(Dataset entries)
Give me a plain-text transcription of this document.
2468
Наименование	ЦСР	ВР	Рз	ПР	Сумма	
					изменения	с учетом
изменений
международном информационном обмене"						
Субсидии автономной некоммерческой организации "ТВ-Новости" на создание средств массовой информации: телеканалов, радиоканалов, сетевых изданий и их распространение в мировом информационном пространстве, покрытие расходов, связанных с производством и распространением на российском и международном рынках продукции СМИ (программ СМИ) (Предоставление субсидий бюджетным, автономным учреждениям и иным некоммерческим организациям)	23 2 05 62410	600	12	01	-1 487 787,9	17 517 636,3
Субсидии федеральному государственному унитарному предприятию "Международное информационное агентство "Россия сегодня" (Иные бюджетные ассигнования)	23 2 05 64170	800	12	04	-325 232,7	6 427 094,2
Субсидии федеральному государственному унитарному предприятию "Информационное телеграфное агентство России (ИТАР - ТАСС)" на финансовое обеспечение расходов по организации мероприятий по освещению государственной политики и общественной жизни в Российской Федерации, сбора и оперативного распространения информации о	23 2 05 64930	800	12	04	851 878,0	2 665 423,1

• **Exercise task**: From the listing above, extract all records word for word.

• **Solution to this task**:
Give me a plain-text transcription of this document.
2468
Наименование	ЦСР	ВР	Рз	ПР	Сумма	
					изменения	с учетом
изменений
международном информационном обмене"						
Субсидии автономной некоммерческой организации "ТВ-Новости" на создание средств массовой информации: телеканалов, радиоканалов, сетевых изданий и их распространение в мировом информационном пространстве, покрытие расходов, связанных с производством и распространением на российском и международном рынках продукции СМИ (программ СМИ) (Предоставление субсидий бюджетным, автономным учреждениям и иным некоммерческим организациям)	23 2 05 62410	600	12	01	-1 487 787,9	17 517 636,3
Субсидии федеральному государственному унитарному предприятию "Международное информационное агентство "Россия сегодня" (Иные бюджетные ассигнования)	23 2 05 64170	800	12	04	-325 232,7	6 427 094,2
Субсидии федеральному государственному унитарному предприятию "Информационное телеграфное агентство России (ИТАР - ТАСС)" на финансовое обеспечение расходов по организации мероприятий по освещению государственной политики и общественной жизни в Российской Федерации, сбора и оперативного распространения информации о	23 2 05 64930	800	12	04	851 878,0	2 665 423,1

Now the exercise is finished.